**Text passage**
Even if the competing sides do agree on a deal, the resulting unity government would confront daunting challenges. The most obvious would be restoring security and combating terrorism. Given that a number of armed groups oppose both the negotiating progress and the very principle of compromise, a future government would find itself in immediate and direct confrontation with those who refuse to cooperate with disarmament and security reform initiatives. (Many of these militias are currently on the government payroll, a fact that has contributed substantially to the deterioration of public finance over the last three years.)
It’s worth noting that past attempts to integrate the militias into the army and security forces have failed miserably, largely because successive central governments have given in to pressure from militias and their leaders rather than implementing professional, efficient training and reintegration programs. This precedent set by previous governments will be a big problem for anyone who attempts to disarm the militias on a national level. A better approach would be to tackle the issue of disarming the militias on regional and local levels instead, since local groups and authorities are better positioned to influence groups operating in their cities or regions.
The other immediate challenge is the economy. The steep fall in oil prices, a corresponding drop in production levels, and terrorist attacks on vital oil infrastructure are all exacerbating an already yawning budget deficit, compounding the woes of an economy already battered by war. A unity government will also have to deal with the issue of porous borders, which are being exploited by extremist groups and arms smugglers.
In short, even if the warring sides can come to an agreement to end their conflict, that won’t translate into a quick fix for all the country’s problems. But at least it would be a start.

Thursday 26 March 2015

UN-LIBYA SCENARIO 26.3.2015

The UN Special Envoy for Libya Bernardino Leon, announced this week that the factions he gathered in Morocco could be very close to signing a national unity deal leading to a consensus government for which names are being discussed. Yet, regardless of the outcome of those talks, the real kingmaker of Libya’s civil war will remain Khalifa Haftar, the man who started it and the only man who can stop it.

**Directions**
#1 Could you repeat the passage on Libya's unity government word for word, everything from "It’s worth noting" down to "cities or regions."?
#2 What three developments does the passage on Libya's unity government say are worsening the budget deficit?
#3 Can you carry the passage on Libya's unity government forward, writing what comes after its final sentence?
The lines that come after this text aren't needed for anything here.

**Data shown**
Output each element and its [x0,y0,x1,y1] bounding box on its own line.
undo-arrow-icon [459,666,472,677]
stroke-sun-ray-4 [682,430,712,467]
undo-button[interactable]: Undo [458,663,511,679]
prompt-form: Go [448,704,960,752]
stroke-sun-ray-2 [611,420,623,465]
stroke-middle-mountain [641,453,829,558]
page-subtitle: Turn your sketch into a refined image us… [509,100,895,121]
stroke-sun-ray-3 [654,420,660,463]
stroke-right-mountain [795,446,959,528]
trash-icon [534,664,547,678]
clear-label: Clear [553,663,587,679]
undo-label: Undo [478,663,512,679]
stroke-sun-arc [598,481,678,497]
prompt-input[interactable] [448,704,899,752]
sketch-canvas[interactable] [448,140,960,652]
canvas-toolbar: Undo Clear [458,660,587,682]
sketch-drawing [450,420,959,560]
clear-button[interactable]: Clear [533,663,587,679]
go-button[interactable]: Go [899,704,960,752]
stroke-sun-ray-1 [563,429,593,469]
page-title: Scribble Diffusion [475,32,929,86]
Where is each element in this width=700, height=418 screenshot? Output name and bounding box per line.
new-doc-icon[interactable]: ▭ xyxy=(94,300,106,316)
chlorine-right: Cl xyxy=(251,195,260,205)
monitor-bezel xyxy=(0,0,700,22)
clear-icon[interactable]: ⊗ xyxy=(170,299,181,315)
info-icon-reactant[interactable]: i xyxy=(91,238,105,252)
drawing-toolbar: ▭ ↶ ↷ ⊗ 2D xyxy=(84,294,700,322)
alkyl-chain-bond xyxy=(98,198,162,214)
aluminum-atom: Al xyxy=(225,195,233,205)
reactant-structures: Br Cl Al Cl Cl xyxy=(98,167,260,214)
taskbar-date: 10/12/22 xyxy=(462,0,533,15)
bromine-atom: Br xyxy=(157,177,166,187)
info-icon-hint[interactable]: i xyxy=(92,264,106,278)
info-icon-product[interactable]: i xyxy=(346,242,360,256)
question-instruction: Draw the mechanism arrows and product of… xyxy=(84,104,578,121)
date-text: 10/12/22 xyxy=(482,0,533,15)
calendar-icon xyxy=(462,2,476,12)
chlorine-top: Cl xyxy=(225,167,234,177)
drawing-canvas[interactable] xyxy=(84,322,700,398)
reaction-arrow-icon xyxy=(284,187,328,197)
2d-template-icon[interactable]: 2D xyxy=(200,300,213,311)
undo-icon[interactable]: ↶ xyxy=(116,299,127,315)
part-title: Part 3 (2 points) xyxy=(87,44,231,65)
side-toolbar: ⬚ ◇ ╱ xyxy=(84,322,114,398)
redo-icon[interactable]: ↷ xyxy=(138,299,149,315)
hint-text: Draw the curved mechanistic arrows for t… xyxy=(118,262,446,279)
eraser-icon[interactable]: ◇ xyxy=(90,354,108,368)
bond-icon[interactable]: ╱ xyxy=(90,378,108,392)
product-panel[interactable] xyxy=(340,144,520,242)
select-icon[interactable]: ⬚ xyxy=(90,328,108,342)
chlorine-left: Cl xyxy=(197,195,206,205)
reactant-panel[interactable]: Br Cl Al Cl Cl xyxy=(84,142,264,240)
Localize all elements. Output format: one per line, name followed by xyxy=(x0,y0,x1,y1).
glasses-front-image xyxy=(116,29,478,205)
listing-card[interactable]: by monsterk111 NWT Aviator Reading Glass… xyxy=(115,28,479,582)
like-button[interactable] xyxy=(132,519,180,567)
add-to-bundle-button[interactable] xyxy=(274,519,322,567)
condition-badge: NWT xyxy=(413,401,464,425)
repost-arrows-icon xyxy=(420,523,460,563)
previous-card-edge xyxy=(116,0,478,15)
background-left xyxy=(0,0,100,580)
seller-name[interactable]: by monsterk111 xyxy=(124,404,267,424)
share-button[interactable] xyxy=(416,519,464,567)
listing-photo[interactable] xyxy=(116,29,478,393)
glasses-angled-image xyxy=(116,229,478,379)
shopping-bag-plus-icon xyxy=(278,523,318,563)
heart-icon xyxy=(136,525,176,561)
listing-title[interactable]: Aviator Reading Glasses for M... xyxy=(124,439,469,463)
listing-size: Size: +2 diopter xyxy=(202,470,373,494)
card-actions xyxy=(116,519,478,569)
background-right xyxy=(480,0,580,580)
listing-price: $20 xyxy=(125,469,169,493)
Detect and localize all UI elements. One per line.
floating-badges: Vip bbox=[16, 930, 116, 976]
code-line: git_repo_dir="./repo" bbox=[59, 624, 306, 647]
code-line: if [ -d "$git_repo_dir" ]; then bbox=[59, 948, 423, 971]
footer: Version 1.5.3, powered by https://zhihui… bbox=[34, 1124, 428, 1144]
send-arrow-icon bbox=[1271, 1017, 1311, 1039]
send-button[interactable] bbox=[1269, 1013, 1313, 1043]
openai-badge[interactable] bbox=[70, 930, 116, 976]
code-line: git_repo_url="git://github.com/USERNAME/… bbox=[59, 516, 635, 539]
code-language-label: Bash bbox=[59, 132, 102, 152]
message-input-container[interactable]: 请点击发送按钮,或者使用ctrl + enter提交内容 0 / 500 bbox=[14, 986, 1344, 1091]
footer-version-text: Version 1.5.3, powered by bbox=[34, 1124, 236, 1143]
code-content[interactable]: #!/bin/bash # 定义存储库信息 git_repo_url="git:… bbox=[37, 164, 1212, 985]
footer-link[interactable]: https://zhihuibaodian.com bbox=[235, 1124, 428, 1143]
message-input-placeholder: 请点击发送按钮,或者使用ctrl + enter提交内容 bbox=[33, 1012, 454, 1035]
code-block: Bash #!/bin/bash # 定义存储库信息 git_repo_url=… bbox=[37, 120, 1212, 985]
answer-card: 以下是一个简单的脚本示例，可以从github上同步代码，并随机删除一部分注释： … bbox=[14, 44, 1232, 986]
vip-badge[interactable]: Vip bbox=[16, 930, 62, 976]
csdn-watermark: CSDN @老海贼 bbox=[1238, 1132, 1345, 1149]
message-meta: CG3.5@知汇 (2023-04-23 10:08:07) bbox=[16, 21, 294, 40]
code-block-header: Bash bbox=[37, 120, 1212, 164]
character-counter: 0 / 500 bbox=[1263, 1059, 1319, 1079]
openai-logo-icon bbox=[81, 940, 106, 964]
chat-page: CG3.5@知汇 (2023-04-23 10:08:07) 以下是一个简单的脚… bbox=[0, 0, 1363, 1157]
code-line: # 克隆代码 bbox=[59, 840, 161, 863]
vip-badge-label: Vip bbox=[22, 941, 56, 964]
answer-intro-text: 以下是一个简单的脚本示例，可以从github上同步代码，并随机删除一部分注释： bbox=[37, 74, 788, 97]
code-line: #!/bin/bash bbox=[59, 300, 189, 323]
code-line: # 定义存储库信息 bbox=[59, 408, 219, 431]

**Exercise results**
#1
It’s worth noting that past attempts to integrate the militias into the army and security forces have failed miserably, largely because successive central governments have given in to pressure from militias and their leaders rather than implementing professional, efficient training and reintegration programs. This precedent set by previous governments will be a big problem for anyone who attempts to disarm the militias on a national level. A better approach would be to tackle the issue of disarming the militias on regional and local levels instead, since local groups and authorities are better positioned to influence groups operating in their cities or regions.

#2
- The steep fall in oil prices
- A corresponding drop in production levels
- Terrorist attacks on vital oil infrastructure

#3
For some months now, UN-led negotiations in Libya have moved in parallel with the fighting. The latter track has obviously hampered the former, as different eruptions of violence have from time to time delayed or even blocked the talks brokered by Leon.
This collision between talks and fighting is not an accident but rather part of a deliberate strategy. Nowhere was this clearer than on Friday 20 March, when a military offensive was declared on the same day in which talks were due to resume in Morocco. The eastern-based, internationally recognised government of Abdullah al-Thinni and its “top military commander” Khalifa Haftar stated that the goal of the offensive was to recapture Tripoli.
As part of this onslaught, Tripoli’s only remaining airport of Maitiga was hit. This facility is civilian, although according to a recent UN report, some of the commercial flights coming in from Turkey had been used in the past to smuggle small weapons to the militias now in control of the city.
Prime Minister Thinni had abandoned the capital last summer, in the midst of the fighting between the militias of Zintan - which previously controlled the city - and those coming mostly from Misrata that eventually gained control of Tripoli after destroying its international airport.
Hitting civilian airports is against international law and yet too many “military commanders” have got away with it - starting with those responsible for the events of last summer. This occurred despite a specific UN Security Council Resolution (2174) allowed for issuing individual sanctions against those responsible for violating international law and human rights.
Haftar’s sense of impunity in leading successive attacks against Tripoli’s civilian airport is further heightened by a powerful web of international patrons and by the current political situation in Libya.
Ultimately, the Thinni government, sitting in Tobruk, has increasingly come to represent just one side of the civil war. This was particularly evident after the gradual integration with Operation Dignity, launched in May 2014 by Haftar himself with the aim of uprooting Islamists of all stripes from Libya.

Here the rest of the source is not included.